Task to complete
Can you copy out every row below word for word, leaving out the pictures?

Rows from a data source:
..............................
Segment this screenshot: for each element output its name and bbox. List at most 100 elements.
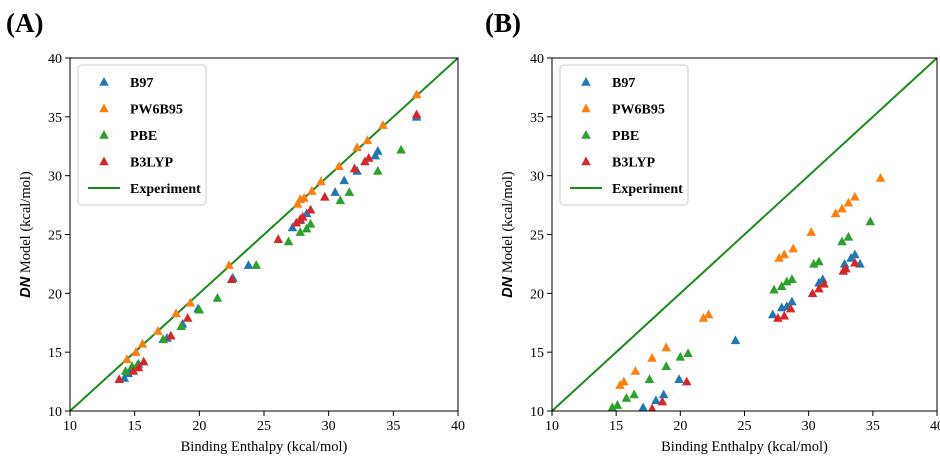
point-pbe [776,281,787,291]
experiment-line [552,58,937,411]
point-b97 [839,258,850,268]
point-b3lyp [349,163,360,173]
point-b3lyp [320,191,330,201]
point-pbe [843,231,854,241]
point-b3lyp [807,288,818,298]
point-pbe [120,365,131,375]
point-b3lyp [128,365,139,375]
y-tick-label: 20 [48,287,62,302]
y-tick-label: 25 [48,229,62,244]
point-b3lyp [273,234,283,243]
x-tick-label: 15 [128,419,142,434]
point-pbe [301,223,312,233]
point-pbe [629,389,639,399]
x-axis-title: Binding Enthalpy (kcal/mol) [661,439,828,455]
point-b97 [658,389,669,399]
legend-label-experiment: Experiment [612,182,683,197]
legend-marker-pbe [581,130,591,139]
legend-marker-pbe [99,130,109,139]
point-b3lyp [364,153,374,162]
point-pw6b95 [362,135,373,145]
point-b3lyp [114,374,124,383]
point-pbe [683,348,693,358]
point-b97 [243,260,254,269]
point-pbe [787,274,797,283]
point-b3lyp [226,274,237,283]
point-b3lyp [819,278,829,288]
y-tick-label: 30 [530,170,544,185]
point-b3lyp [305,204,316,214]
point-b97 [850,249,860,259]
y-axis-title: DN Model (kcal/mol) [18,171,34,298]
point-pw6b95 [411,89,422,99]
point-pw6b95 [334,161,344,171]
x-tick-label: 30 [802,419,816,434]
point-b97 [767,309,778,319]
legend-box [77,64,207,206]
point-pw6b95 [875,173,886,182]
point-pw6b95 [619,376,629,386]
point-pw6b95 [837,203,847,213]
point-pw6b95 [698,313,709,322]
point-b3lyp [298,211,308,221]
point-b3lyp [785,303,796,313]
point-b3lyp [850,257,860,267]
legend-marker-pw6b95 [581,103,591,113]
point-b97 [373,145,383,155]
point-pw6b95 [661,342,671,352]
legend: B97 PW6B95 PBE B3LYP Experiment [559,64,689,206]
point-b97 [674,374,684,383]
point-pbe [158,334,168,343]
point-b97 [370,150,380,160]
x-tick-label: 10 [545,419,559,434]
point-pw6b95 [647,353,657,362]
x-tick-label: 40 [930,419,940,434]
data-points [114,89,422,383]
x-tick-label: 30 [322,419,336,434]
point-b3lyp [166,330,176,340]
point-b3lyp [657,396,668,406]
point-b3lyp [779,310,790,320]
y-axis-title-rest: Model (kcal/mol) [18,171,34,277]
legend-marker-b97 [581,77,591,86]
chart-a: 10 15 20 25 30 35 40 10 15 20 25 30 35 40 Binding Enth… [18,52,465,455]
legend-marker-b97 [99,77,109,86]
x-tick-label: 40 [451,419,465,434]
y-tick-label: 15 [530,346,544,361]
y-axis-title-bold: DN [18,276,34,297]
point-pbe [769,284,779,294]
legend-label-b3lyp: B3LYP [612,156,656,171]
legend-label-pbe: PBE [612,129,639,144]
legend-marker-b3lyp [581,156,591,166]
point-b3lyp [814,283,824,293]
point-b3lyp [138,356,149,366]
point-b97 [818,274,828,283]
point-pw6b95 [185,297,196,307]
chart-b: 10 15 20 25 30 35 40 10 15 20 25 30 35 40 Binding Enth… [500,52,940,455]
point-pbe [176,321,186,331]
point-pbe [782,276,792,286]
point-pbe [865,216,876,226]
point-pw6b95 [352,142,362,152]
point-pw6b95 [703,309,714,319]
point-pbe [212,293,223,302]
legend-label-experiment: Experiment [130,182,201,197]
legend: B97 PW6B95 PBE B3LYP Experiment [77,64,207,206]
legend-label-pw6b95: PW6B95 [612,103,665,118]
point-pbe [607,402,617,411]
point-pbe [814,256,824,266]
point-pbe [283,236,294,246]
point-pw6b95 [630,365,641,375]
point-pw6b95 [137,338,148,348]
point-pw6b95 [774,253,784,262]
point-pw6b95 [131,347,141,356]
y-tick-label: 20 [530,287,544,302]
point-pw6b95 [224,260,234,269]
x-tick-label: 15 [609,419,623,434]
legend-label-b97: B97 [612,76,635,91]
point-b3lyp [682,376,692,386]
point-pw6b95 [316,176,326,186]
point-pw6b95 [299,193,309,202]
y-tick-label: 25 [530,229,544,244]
..............................
Completed task
Segment this screenshot: for each element output its name and bbox. List at most 100 elements.
point-pbe [776,281,787,291]
experiment-line [552,58,937,411]
point-b97 [839,258,850,268]
point-b3lyp [349,163,360,173]
point-b3lyp [320,191,330,201]
point-pbe [843,231,854,241]
point-b3lyp [807,288,818,298]
point-pbe [120,365,131,375]
point-b3lyp [128,365,139,375]
y-tick-label: 20 [48,287,62,302]
y-tick-label: 25 [48,229,62,244]
point-b3lyp [273,234,283,243]
x-tick-label: 15 [128,419,142,434]
point-pbe [301,223,312,233]
point-pbe [629,389,639,399]
x-axis-title: Binding Enthalpy (kcal/mol) [661,439,828,455]
point-b97 [658,389,669,399]
legend-label-experiment: Experiment [612,182,683,197]
legend-marker-pbe [581,130,591,139]
legend-marker-pbe [99,130,109,139]
point-b3lyp [364,153,374,162]
point-pw6b95 [362,135,373,145]
point-b3lyp [114,374,124,383]
point-pbe [683,348,693,358]
point-b97 [243,260,254,269]
point-pbe [787,274,797,283]
point-b3lyp [226,274,237,283]
point-b3lyp [819,278,829,288]
y-tick-label: 30 [530,170,544,185]
point-b3lyp [305,204,316,214]
point-b97 [850,249,860,259]
y-axis-title: DN Model (kcal/mol) [18,171,34,298]
point-pw6b95 [411,89,422,99]
point-pw6b95 [334,161,344,171]
x-tick-label: 30 [802,419,816,434]
point-b97 [767,309,778,319]
legend-box [77,64,207,206]
point-pw6b95 [875,173,886,182]
point-pw6b95 [619,376,629,386]
point-pw6b95 [837,203,847,213]
point-pw6b95 [698,313,709,322]
point-b3lyp [298,211,308,221]
point-b3lyp [785,303,796,313]
point-b3lyp [850,257,860,267]
legend-marker-pw6b95 [581,103,591,113]
point-b97 [373,145,383,155]
point-pw6b95 [661,342,671,352]
legend: B97 PW6B95 PBE B3LYP Experiment [559,64,689,206]
point-b97 [674,374,684,383]
point-pbe [158,334,168,343]
point-b97 [370,150,380,160]
x-tick-label: 10 [545,419,559,434]
point-pw6b95 [647,353,657,362]
x-tick-label: 40 [930,419,940,434]
data-points [114,89,422,383]
x-tick-label: 30 [322,419,336,434]
point-b3lyp [166,330,176,340]
point-b3lyp [657,396,668,406]
point-b3lyp [779,310,790,320]
y-axis-title-rest: Model (kcal/mol) [18,171,34,277]
legend-marker-b97 [581,77,591,86]
chart-a: 10 15 20 25 30 35 40 10 15 20 25 30 35 40 Binding Enth… [18,52,465,455]
legend-marker-b97 [99,77,109,86]
x-tick-label: 40 [451,419,465,434]
y-tick-label: 15 [530,346,544,361]
y-axis-title-bold: DN [18,276,34,297]
point-pbe [769,284,779,294]
legend-label-b3lyp: B3LYP [612,156,656,171]
legend-label-pbe: PBE [612,129,639,144]
legend-marker-b3lyp [581,156,591,166]
point-b3lyp [814,283,824,293]
point-b3lyp [138,356,149,366]
point-b97 [818,274,828,283]
point-pw6b95 [185,297,196,307]
chart-b: 10 15 20 25 30 35 40 10 15 20 25 30 35 40 Binding Enth… [500,52,940,455]
point-pbe [176,321,186,331]
point-pbe [782,276,792,286]
point-pbe [865,216,876,226]
point-pw6b95 [352,142,362,152]
point-pw6b95 [703,309,714,319]
point-pbe [212,293,223,302]
legend-label-experiment: Experiment [130,182,201,197]
legend: B97 PW6B95 PBE B3LYP Experiment [77,64,207,206]
legend-label-pw6b95: PW6B95 [612,103,665,118]
point-pbe [607,402,617,411]
point-pbe [814,256,824,266]
point-pbe [283,236,294,246]
point-pw6b95 [630,365,641,375]
point-pw6b95 [137,338,148,348]
point-pw6b95 [774,253,784,262]
point-pw6b95 [131,347,141,356]
y-tick-label: 20 [530,287,544,302]
point-pw6b95 [224,260,234,269]
x-tick-label: 15 [609,419,623,434]
legend-label-b97: B97 [612,76,635,91]
point-b3lyp [682,376,692,386]
point-pw6b95 [316,176,326,186]
point-pw6b95 [299,193,309,202]
y-tick-label: 25 [530,229,544,244]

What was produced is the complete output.